--- Given information Enclosed Below ---

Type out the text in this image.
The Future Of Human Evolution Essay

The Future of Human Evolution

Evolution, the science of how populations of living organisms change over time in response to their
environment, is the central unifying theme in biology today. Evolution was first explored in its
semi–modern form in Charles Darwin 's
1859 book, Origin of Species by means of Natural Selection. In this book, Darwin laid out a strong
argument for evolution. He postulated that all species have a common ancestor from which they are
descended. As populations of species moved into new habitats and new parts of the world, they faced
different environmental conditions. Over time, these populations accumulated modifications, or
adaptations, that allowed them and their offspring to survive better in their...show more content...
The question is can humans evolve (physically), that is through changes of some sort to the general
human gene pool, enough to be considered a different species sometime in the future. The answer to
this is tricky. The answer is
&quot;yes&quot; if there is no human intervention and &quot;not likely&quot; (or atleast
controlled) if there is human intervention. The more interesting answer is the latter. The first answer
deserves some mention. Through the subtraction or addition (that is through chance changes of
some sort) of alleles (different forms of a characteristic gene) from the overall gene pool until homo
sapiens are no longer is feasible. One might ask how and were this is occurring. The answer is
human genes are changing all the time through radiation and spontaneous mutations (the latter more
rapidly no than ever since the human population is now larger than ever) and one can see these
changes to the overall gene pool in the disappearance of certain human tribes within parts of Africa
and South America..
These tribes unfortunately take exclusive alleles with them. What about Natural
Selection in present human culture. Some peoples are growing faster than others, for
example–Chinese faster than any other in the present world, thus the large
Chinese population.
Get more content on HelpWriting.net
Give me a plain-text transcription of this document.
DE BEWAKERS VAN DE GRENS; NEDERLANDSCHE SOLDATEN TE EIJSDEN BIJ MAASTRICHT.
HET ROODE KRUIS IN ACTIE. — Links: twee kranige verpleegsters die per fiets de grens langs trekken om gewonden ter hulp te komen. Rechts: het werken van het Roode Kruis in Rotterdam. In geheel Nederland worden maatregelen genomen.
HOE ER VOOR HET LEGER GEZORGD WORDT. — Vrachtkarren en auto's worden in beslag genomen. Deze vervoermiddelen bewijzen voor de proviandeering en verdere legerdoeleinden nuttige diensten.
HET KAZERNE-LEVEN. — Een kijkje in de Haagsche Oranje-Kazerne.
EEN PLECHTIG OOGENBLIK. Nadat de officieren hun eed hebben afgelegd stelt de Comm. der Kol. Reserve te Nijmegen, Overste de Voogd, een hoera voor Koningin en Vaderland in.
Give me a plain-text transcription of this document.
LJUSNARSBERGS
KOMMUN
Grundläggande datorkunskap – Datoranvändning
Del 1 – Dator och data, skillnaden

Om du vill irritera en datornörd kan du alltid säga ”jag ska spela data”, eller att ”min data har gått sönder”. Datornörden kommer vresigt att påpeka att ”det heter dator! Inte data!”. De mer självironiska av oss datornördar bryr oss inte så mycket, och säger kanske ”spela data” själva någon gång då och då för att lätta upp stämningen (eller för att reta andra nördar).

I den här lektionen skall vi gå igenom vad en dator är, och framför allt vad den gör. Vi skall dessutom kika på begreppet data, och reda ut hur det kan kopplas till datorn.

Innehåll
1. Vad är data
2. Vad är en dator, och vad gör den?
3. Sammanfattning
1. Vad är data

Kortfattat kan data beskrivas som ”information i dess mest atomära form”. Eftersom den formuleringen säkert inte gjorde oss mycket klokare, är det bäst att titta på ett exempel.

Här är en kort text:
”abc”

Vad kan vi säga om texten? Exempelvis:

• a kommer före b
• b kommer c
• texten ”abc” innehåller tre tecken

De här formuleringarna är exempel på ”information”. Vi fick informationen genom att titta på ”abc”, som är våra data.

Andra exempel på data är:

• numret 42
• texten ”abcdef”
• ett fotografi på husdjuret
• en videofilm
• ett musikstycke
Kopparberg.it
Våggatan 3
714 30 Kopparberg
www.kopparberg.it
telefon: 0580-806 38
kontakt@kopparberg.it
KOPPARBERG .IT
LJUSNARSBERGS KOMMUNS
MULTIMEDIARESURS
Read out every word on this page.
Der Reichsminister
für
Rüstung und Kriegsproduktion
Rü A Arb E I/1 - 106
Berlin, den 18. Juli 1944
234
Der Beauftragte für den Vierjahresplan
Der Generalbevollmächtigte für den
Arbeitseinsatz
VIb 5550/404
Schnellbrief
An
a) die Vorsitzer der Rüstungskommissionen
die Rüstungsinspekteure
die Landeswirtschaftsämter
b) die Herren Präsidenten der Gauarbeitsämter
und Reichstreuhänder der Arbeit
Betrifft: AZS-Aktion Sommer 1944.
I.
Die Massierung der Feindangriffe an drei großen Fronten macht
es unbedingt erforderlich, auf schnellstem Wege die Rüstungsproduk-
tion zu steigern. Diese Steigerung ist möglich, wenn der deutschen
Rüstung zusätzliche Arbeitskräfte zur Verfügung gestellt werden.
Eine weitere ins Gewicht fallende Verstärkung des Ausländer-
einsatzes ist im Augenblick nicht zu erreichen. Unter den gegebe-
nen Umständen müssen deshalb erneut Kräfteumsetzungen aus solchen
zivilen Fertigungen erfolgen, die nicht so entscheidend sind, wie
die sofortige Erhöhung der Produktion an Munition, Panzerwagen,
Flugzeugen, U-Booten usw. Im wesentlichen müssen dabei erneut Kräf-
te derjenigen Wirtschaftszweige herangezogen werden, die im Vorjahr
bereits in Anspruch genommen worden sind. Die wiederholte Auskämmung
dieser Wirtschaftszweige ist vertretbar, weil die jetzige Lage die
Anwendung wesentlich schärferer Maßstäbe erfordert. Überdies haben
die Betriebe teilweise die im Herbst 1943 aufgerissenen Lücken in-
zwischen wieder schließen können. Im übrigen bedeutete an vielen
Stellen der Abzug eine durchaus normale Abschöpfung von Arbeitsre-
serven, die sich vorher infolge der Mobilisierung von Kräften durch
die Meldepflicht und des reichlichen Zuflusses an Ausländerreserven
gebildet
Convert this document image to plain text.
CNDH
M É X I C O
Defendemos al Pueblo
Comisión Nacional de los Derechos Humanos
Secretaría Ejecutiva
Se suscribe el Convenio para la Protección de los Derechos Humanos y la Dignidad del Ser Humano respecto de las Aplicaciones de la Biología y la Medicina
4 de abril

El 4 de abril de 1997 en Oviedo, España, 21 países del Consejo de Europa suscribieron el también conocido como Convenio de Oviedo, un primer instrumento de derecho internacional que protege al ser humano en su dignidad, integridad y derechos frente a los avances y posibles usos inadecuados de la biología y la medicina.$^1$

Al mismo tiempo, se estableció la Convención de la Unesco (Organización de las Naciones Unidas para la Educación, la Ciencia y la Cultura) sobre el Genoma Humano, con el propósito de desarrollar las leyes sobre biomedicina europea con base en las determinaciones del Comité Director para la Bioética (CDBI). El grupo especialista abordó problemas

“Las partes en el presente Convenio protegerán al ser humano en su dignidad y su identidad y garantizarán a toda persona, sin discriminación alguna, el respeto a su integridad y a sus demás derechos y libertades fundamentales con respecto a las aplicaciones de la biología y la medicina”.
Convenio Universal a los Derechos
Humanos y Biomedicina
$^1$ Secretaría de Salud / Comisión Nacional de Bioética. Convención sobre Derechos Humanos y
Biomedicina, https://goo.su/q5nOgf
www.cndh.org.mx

--- End of Enclosed Given information ---

Your objective:
Your reply should contain each entry, copied without alteration.

Written answer:
Type out the text in this image.
The Future Of Human Evolution Essay

The Future of Human Evolution

Evolution, the science of how populations of living organisms change over time in response to their
environment, is the central unifying theme in biology today. Evolution was first explored in its
semi–modern form in Charles Darwin 's
1859 book, Origin of Species by means of Natural Selection. In this book, Darwin laid out a strong
argument for evolution. He postulated that all species have a common ancestor from which they are
descended. As populations of species moved into new habitats and new parts of the world, they faced
different environmental conditions. Over time, these populations accumulated modifications, or
adaptations, that allowed them and their offspring to survive better in their...show more content...
The question is can humans evolve (physically), that is through changes of some sort to the general
human gene pool, enough to be considered a different species sometime in the future. The answer to
this is tricky. The answer is
&quot;yes&quot; if there is no human intervention and &quot;not likely&quot; (or atleast
controlled) if there is human intervention. The more interesting answer is the latter. The first answer
deserves some mention. Through the subtraction or addition (that is through chance changes of
some sort) of alleles (different forms of a characteristic gene) from the overall gene pool until homo
sapiens are no longer is feasible. One might ask how and were this is occurring. The answer is
human genes are changing all the time through radiation and spontaneous mutations (the latter more
rapidly no than ever since the human population is now larger than ever) and one can see these
changes to the overall gene pool in the disappearance of certain human tribes within parts of Africa
and South America..
These tribes unfortunately take exclusive alleles with them. What about Natural
Selection in present human culture. Some peoples are growing faster than others, for
example–Chinese faster than any other in the present world, thus the large
Chinese population.
Get more content on HelpWriting.net
Give me a plain-text transcription of this document.
DE BEWAKERS VAN DE GRENS; NEDERLANDSCHE SOLDATEN TE EIJSDEN BIJ MAASTRICHT.
HET ROODE KRUIS IN ACTIE. — Links: twee kranige verpleegsters die per fiets de grens langs trekken om gewonden ter hulp te komen. Rechts: het werken van het Roode Kruis in Rotterdam. In geheel Nederland worden maatregelen genomen.
HOE ER VOOR HET LEGER GEZORGD WORDT. — Vrachtkarren en auto's worden in beslag genomen. Deze vervoermiddelen bewijzen voor de proviandeering en verdere legerdoeleinden nuttige diensten.
HET KAZERNE-LEVEN. — Een kijkje in de Haagsche Oranje-Kazerne.
EEN PLECHTIG OOGENBLIK. Nadat de officieren hun eed hebben afgelegd stelt de Comm. der Kol. Reserve te Nijmegen, Overste de Voogd, een hoera voor Koningin en Vaderland in.
Give me a plain-text transcription of this document.
LJUSNARSBERGS
KOMMUN
Grundläggande datorkunskap – Datoranvändning
Del 1 – Dator och data, skillnaden

Om du vill irritera en datornörd kan du alltid säga ”jag ska spela data”, eller att ”min data har gått sönder”. Datornörden kommer vresigt att påpeka att ”det heter dator! Inte data!”. De mer självironiska av oss datornördar bryr oss inte så mycket, och säger kanske ”spela data” själva någon gång då och då för att lätta upp stämningen (eller för att reta andra nördar).

I den här lektionen skall vi gå igenom vad en dator är, och framför allt vad den gör. Vi skall dessutom kika på begreppet data, och reda ut hur det kan kopplas till datorn.

Innehåll
1. Vad är data
2. Vad är en dator, och vad gör den?
3. Sammanfattning
1. Vad är data

Kortfattat kan data beskrivas som ”information i dess mest atomära form”. Eftersom den formuleringen säkert inte gjorde oss mycket klokare, är det bäst att titta på ett exempel.

Här är en kort text:
”abc”

Vad kan vi säga om texten? Exempelvis:

• a kommer före b
• b kommer c
• texten ”abc” innehåller tre tecken

De här formuleringarna är exempel på ”information”. Vi fick informationen genom att titta på ”abc”, som är våra data.

Andra exempel på data är:

• numret 42
• texten ”abcdef”
• ett fotografi på husdjuret
• en videofilm
• ett musikstycke
Kopparberg.it
Våggatan 3
714 30 Kopparberg
www.kopparberg.it
telefon: 0580-806 38
kontakt@kopparberg.it
KOPPARBERG .IT
LJUSNARSBERGS KOMMUNS
MULTIMEDIARESURS
Read out every word on this page.
Der Reichsminister
für
Rüstung und Kriegsproduktion
Rü A Arb E I/1 - 106
Berlin, den 18. Juli 1944
234
Der Beauftragte für den Vierjahresplan
Der Generalbevollmächtigte für den
Arbeitseinsatz
VIb 5550/404
Schnellbrief
An
a) die Vorsitzer der Rüstungskommissionen
die Rüstungsinspekteure
die Landeswirtschaftsämter
b) die Herren Präsidenten der Gauarbeitsämter
und Reichstreuhänder der Arbeit
Betrifft: AZS-Aktion Sommer 1944.
I.
Die Massierung der Feindangriffe an drei großen Fronten macht
es unbedingt erforderlich, auf schnellstem Wege die Rüstungsproduk-
tion zu steigern. Diese Steigerung ist möglich, wenn der deutschen
Rüstung zusätzliche Arbeitskräfte zur Verfügung gestellt werden.
Eine weitere ins Gewicht fallende Verstärkung des Ausländer-
einsatzes ist im Augenblick nicht zu erreichen. Unter den gegebe-
nen Umständen müssen deshalb erneut Kräfteumsetzungen aus solchen
zivilen Fertigungen erfolgen, die nicht so entscheidend sind, wie
die sofortige Erhöhung der Produktion an Munition, Panzerwagen,
Flugzeugen, U-Booten usw. Im wesentlichen müssen dabei erneut Kräf-
te derjenigen Wirtschaftszweige herangezogen werden, die im Vorjahr
bereits in Anspruch genommen worden sind. Die wiederholte Auskämmung
dieser Wirtschaftszweige ist vertretbar, weil die jetzige Lage die
Anwendung wesentlich schärferer Maßstäbe erfordert. Überdies haben
die Betriebe teilweise die im Herbst 1943 aufgerissenen Lücken in-
zwischen wieder schließen können. Im übrigen bedeutete an vielen
Stellen der Abzug eine durchaus normale Abschöpfung von Arbeitsre-
serven, die sich vorher infolge der Mobilisierung von Kräften durch
die Meldepflicht und des reichlichen Zuflusses an Ausländerreserven
gebildet
Convert this document image to plain text.
CNDH
M É X I C O
Defendemos al Pueblo
Comisión Nacional de los Derechos Humanos
Secretaría Ejecutiva
Se suscribe el Convenio para la Protección de los Derechos Humanos y la Dignidad del Ser Humano respecto de las Aplicaciones de la Biología y la Medicina
4 de abril

El 4 de abril de 1997 en Oviedo, España, 21 países del Consejo de Europa suscribieron el también conocido como Convenio de Oviedo, un primer instrumento de derecho internacional que protege al ser humano en su dignidad, integridad y derechos frente a los avances y posibles usos inadecuados de la biología y la medicina.$^1$

Al mismo tiempo, se estableció la Convención de la Unesco (Organización de las Naciones Unidas para la Educación, la Ciencia y la Cultura) sobre el Genoma Humano, con el propósito de desarrollar las leyes sobre biomedicina europea con base en las determinaciones del Comité Director para la Bioética (CDBI). El grupo especialista abordó problemas

“Las partes en el presente Convenio protegerán al ser humano en su dignidad y su identidad y garantizarán a toda persona, sin discriminación alguna, el respeto a su integridad y a sus demás derechos y libertades fundamentales con respecto a las aplicaciones de la biología y la medicina”.
Convenio Universal a los Derechos
Humanos y Biomedicina
$^1$ Secretaría de Salud / Comisión Nacional de Bioética. Convención sobre Derechos Humanos y
Biomedicina, https://goo.su/q5nOgf
www.cndh.org.mx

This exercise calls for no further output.